### [Task prompt]
Please count the lines in the listing below where the word "JSON" appears. Give the number only.

### [Listing]
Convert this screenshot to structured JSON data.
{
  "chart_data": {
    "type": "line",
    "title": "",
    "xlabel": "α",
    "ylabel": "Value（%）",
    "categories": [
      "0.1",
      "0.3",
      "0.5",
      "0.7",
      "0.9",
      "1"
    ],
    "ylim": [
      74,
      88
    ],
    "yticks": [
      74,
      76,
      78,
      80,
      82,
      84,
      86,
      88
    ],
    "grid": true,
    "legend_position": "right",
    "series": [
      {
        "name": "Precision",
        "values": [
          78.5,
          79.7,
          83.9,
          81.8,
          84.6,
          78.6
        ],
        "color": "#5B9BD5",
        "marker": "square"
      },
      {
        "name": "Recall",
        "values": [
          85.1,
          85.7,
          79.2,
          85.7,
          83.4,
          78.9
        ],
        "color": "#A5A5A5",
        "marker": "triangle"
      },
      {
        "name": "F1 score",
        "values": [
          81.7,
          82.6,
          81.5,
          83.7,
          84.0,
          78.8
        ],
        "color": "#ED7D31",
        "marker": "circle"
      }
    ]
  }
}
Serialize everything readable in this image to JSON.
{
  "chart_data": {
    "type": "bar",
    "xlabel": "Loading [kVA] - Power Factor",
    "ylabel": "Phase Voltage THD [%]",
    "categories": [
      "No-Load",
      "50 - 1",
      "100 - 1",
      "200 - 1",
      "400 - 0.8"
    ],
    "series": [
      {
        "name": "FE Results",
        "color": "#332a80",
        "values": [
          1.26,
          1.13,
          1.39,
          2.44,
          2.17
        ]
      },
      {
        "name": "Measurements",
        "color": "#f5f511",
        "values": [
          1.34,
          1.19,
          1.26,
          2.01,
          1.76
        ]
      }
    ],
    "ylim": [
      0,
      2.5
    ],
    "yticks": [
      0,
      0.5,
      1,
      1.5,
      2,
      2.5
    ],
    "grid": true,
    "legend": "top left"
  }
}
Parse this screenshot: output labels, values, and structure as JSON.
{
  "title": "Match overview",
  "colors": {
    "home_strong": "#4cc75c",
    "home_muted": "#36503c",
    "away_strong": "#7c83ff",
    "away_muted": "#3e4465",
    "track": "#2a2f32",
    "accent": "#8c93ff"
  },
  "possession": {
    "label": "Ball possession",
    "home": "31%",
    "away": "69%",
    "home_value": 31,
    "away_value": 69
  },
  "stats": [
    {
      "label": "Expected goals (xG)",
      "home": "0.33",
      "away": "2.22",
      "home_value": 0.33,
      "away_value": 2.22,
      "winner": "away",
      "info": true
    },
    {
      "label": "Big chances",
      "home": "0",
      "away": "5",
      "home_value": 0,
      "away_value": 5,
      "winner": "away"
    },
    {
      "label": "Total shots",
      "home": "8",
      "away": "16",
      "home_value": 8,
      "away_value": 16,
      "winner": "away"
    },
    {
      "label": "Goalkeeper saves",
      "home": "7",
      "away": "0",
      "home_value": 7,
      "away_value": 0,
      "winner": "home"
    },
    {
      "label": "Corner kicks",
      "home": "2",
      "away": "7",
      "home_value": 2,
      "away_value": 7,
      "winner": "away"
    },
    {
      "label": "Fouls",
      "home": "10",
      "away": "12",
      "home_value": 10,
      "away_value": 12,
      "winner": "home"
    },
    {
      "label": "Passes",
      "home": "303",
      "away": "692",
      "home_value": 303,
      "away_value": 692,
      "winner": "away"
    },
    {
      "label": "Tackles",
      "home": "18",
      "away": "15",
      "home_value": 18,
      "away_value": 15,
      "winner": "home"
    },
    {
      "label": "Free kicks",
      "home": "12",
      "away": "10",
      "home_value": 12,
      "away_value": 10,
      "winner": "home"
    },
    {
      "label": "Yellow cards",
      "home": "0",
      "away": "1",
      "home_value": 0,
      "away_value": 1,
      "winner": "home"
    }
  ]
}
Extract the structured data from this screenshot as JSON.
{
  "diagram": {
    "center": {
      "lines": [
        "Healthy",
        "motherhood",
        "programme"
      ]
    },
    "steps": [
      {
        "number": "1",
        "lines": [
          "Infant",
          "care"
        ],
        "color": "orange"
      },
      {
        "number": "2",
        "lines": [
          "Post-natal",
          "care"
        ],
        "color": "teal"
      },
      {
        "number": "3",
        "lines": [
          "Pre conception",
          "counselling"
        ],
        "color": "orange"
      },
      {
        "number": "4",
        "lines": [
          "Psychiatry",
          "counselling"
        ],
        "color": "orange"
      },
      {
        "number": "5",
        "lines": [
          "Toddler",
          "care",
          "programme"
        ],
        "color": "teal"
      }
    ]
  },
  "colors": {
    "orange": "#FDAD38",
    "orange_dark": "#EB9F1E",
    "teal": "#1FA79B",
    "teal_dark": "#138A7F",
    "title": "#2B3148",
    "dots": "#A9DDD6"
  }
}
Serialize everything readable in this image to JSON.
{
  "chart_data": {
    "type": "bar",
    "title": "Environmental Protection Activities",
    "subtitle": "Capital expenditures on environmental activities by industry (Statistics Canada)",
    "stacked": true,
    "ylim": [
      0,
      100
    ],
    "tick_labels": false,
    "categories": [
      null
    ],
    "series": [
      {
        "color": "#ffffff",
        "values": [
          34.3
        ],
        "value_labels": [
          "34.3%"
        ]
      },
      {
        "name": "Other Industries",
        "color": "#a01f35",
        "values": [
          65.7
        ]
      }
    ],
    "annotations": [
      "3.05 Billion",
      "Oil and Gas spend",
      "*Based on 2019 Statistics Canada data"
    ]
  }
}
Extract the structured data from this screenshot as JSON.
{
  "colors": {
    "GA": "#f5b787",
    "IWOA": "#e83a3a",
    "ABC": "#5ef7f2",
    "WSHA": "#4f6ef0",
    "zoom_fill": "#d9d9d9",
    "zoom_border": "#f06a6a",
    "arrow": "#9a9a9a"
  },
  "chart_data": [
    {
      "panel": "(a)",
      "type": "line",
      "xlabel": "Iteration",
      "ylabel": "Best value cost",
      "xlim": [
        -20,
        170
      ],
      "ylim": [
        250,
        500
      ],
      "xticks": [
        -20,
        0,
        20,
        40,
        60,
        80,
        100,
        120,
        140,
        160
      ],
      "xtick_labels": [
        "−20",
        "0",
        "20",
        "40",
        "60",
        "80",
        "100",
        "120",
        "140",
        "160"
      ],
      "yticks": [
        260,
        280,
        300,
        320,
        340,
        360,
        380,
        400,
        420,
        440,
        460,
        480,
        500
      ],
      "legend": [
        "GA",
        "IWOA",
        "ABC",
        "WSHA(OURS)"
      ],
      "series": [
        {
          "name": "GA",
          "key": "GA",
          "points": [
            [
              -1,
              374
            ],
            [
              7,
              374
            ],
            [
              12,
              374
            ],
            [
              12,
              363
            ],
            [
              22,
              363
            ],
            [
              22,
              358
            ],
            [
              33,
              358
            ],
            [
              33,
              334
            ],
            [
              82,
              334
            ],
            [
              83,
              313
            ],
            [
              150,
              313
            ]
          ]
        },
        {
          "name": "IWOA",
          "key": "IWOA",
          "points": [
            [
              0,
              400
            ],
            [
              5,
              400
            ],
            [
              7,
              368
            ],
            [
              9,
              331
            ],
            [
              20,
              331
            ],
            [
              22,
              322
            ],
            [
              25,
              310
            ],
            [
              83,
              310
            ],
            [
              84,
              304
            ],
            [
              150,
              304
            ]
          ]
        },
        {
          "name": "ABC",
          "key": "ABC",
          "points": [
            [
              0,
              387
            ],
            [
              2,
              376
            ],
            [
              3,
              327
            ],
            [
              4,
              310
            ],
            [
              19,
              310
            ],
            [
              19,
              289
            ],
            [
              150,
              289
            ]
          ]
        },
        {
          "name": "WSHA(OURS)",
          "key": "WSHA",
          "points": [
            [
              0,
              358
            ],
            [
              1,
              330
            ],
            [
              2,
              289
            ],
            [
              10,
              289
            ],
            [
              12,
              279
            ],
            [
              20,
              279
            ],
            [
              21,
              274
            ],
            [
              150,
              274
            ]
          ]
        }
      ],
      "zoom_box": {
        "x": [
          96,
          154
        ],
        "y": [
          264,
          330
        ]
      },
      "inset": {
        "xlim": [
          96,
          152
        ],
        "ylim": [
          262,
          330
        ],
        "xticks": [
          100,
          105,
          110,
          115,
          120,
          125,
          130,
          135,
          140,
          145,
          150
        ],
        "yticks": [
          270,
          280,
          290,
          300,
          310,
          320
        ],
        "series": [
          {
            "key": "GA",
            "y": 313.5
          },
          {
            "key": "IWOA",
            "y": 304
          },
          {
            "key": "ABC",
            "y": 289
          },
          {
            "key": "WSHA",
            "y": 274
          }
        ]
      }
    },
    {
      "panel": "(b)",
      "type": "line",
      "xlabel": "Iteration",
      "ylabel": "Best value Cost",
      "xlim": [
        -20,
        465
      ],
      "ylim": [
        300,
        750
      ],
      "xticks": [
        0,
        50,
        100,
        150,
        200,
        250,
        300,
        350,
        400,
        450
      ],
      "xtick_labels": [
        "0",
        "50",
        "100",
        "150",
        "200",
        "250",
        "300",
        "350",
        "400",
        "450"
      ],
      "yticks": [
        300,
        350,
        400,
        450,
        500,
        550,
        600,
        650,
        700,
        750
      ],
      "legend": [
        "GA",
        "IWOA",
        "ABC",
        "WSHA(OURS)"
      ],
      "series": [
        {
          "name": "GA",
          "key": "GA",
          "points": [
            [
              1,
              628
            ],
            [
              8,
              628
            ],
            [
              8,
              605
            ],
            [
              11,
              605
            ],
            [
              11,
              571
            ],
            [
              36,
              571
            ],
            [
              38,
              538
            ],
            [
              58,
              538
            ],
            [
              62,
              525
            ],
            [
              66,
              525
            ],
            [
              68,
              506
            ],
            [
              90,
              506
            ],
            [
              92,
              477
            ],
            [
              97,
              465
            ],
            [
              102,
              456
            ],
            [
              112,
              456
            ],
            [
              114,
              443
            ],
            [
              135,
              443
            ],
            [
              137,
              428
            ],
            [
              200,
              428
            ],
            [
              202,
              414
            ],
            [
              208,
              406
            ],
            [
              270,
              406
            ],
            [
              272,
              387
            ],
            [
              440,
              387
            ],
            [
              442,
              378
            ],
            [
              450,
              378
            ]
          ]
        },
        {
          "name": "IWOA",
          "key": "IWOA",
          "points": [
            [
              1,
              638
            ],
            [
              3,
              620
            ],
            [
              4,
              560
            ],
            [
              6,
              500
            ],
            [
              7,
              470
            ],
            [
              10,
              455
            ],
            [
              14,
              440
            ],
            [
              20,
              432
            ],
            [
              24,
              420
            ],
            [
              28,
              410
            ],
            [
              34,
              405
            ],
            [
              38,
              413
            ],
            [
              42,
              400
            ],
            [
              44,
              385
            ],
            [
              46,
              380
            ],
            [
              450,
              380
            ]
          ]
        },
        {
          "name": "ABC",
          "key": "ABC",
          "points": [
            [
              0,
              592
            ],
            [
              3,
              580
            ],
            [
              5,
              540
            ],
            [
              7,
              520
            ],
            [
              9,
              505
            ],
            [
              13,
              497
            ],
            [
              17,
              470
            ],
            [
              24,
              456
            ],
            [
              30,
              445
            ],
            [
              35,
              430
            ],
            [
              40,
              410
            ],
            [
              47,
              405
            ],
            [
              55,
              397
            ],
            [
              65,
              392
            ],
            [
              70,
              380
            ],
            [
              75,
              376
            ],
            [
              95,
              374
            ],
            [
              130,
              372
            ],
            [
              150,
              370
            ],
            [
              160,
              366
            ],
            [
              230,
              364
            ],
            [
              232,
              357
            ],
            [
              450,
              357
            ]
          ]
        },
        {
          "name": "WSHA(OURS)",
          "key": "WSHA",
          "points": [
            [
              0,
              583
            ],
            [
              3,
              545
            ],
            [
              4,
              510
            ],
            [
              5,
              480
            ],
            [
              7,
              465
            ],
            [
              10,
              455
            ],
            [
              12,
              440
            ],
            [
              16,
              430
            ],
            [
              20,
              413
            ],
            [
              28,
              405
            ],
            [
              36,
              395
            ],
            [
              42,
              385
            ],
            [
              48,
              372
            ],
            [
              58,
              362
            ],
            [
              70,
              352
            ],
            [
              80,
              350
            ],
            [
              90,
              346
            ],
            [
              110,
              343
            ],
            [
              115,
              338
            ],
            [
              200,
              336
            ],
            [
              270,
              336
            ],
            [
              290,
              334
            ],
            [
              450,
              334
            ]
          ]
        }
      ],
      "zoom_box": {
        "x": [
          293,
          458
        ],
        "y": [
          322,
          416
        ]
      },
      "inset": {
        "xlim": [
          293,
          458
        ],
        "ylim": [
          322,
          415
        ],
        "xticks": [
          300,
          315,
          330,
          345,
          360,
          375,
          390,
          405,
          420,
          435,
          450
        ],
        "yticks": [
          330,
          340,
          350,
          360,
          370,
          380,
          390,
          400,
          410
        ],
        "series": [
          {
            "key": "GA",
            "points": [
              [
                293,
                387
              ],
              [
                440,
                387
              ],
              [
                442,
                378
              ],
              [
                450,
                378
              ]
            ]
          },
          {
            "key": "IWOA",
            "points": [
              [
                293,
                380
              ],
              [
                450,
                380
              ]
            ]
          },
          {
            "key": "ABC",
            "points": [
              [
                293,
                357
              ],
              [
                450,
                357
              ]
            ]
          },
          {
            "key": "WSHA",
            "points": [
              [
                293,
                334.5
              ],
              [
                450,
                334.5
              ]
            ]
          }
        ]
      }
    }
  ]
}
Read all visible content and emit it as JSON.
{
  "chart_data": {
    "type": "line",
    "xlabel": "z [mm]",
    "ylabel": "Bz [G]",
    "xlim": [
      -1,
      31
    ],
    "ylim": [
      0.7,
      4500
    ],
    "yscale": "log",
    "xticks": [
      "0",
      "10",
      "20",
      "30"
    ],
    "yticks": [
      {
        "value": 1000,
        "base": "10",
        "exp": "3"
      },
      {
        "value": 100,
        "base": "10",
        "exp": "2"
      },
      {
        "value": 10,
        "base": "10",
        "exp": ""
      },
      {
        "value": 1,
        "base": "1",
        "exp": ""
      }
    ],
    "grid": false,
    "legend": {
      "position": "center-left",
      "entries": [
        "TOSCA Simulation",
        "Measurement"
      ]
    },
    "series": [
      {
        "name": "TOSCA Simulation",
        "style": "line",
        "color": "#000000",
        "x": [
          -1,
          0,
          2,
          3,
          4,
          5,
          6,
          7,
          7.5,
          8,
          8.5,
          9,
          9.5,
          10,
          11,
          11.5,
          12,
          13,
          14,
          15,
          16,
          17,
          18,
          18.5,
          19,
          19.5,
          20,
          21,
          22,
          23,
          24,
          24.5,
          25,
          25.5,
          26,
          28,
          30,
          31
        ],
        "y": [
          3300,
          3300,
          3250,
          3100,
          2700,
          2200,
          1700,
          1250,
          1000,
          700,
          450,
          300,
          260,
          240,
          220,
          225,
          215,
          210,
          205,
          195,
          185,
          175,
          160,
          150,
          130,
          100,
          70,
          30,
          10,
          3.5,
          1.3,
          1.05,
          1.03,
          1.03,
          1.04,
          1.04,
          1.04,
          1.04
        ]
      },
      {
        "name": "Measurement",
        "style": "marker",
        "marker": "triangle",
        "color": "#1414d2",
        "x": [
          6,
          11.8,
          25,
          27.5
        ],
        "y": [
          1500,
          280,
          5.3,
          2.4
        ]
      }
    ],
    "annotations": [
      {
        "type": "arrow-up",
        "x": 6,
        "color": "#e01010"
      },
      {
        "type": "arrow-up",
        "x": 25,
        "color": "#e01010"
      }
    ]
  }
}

### [Output for this task]
7